>> Begin DATA FOR PROCESSING
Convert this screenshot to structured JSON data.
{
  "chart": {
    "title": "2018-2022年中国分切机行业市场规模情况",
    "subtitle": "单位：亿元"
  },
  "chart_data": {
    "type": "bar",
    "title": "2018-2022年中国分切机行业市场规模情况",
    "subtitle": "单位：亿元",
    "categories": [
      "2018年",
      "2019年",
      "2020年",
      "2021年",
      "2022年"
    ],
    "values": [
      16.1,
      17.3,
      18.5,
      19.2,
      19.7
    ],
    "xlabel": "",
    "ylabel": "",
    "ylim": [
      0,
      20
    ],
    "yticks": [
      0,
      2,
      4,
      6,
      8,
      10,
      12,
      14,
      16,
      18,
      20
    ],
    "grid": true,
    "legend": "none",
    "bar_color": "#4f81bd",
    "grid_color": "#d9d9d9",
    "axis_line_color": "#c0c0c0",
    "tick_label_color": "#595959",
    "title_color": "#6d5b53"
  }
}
>> End DATA FOR PROCESSING
>> Begin DATA FOR PROCESSING
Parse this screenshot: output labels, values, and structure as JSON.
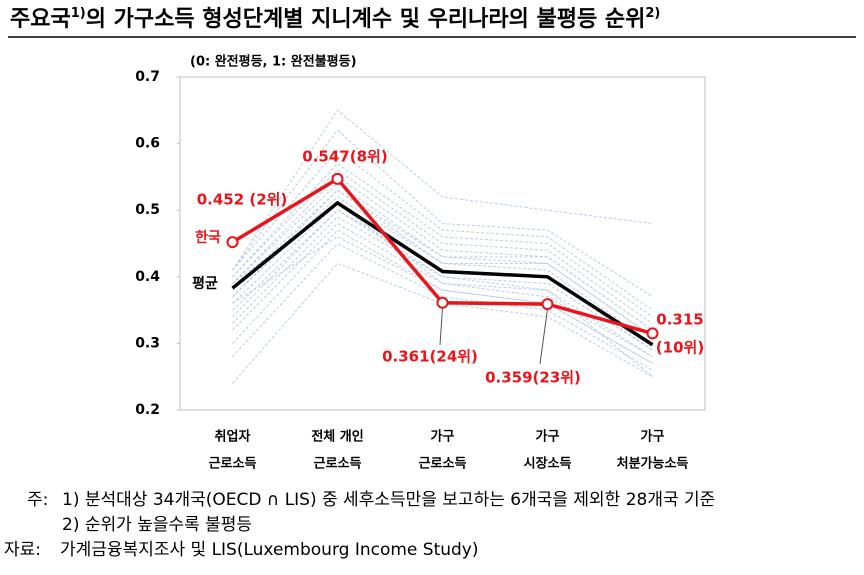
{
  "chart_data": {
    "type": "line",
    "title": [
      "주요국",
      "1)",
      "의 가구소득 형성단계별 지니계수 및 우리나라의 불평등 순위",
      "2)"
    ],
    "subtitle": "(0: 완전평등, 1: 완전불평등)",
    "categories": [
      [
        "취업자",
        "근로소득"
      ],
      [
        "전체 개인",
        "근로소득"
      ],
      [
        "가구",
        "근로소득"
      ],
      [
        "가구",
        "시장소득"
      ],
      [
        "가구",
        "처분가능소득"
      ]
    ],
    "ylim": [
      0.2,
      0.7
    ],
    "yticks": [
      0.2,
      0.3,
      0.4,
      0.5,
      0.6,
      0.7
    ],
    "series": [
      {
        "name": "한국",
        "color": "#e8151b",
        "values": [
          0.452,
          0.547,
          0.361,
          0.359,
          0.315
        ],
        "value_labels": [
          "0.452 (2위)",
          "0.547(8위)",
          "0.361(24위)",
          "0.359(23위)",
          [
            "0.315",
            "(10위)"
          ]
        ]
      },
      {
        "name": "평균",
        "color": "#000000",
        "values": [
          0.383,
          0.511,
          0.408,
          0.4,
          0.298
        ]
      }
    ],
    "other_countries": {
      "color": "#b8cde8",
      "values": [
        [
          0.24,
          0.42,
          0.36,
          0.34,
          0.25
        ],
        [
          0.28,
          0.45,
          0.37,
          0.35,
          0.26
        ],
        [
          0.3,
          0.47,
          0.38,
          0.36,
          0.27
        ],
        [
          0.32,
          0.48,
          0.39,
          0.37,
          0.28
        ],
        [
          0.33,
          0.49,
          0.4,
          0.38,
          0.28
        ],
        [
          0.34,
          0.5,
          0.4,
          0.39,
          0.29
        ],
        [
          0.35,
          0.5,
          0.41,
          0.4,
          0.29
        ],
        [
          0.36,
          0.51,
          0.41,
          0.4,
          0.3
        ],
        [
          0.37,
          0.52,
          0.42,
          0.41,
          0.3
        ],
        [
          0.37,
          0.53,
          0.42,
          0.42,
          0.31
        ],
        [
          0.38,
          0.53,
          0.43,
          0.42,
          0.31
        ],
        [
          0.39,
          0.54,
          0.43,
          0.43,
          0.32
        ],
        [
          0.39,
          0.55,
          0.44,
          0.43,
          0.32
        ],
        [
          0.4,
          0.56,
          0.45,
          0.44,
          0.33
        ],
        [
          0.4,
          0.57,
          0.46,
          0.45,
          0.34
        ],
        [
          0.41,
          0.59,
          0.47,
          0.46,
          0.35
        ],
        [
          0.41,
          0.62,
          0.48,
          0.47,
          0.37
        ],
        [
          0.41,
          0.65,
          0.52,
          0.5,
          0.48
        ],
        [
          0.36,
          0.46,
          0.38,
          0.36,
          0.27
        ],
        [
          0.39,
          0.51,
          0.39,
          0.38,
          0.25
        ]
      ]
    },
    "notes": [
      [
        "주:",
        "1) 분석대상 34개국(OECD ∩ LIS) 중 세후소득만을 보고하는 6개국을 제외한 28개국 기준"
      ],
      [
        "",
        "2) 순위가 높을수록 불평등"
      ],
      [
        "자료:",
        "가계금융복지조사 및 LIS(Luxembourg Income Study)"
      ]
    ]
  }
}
>> End DATA FOR PROCESSING
>> Begin DATA FOR PROCESSING
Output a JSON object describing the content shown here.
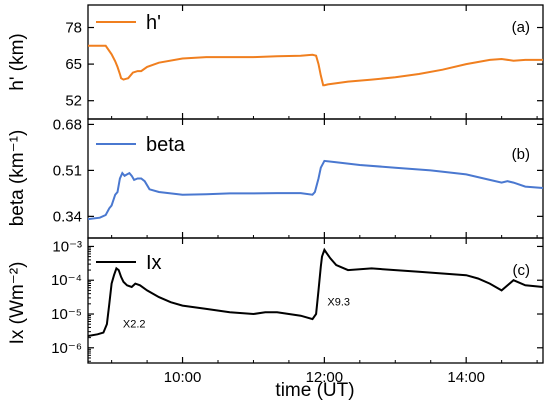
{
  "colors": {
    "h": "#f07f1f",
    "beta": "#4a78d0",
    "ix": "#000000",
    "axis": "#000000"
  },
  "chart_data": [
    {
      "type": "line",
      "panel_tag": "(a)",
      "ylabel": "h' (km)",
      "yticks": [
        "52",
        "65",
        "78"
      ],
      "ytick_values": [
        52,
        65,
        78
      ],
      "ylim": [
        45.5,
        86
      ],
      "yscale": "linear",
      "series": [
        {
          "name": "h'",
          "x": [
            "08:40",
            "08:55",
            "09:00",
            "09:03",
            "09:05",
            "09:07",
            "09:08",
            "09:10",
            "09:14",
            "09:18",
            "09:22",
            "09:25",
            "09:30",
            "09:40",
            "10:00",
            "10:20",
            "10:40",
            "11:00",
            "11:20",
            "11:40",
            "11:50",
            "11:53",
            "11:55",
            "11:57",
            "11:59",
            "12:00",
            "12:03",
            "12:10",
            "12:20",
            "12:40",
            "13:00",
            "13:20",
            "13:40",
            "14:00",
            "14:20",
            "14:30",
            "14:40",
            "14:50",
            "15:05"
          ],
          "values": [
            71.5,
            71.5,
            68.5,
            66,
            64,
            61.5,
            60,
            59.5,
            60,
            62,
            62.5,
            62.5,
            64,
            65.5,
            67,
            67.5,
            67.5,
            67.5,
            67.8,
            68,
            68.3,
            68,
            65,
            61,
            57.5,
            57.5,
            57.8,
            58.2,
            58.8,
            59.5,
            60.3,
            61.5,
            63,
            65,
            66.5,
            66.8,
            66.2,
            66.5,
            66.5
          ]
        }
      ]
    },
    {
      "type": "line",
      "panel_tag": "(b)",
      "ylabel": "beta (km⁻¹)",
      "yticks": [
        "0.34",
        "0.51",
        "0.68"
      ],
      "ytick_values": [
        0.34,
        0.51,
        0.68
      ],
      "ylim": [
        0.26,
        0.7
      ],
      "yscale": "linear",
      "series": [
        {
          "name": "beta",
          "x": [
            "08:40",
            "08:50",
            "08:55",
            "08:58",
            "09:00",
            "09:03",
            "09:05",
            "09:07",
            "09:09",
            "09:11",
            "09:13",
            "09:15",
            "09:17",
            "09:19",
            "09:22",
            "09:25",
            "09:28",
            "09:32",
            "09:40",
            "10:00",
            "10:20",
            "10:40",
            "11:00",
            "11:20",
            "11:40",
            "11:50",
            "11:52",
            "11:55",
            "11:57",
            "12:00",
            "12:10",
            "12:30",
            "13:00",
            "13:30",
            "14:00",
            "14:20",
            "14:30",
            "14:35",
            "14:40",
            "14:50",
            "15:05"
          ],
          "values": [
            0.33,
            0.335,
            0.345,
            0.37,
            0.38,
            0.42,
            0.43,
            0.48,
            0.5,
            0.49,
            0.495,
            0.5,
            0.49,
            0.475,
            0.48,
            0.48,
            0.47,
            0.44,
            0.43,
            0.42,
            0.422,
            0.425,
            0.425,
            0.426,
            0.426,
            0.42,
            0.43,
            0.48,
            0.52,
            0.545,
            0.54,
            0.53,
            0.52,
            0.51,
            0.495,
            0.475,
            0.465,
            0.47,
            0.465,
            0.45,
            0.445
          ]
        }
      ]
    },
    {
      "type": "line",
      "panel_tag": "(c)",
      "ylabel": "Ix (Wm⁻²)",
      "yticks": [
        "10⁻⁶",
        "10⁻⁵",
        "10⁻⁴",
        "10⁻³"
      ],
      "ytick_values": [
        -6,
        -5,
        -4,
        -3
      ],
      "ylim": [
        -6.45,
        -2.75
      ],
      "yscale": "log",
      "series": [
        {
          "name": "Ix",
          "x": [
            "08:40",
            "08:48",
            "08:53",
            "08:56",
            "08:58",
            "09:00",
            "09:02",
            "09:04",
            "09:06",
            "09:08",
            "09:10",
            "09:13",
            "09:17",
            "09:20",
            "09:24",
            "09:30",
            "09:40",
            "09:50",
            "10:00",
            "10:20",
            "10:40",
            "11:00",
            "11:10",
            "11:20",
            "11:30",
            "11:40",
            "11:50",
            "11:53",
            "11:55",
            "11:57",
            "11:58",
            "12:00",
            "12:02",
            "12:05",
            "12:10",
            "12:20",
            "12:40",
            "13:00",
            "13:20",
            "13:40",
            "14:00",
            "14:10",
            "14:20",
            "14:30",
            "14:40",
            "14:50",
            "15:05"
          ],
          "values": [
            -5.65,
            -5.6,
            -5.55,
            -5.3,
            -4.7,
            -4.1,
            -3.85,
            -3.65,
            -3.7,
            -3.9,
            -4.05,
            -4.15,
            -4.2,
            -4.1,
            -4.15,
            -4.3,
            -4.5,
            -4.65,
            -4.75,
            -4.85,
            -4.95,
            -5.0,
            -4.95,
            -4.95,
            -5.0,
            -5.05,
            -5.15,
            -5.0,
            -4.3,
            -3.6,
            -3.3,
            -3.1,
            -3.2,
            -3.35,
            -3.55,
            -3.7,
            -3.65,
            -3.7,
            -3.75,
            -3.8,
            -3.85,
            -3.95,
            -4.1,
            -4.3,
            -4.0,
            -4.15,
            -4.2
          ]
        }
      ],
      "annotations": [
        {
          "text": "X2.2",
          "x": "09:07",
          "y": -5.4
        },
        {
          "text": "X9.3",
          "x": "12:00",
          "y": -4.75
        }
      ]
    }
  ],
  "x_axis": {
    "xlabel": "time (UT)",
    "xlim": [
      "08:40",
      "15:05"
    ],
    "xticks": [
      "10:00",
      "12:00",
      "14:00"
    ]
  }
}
>> End DATA FOR PROCESSING
▸ **PROBLEM STATEMENT**
Copy each line of the listing that holds the word "subtitle".

▸ **FULL SOLUTION**
    "subtitle": "单位：亿元"
    "subtitle": "单位：亿元",
    "subtitle": "(0: 완전평등, 1: 완전불평등)",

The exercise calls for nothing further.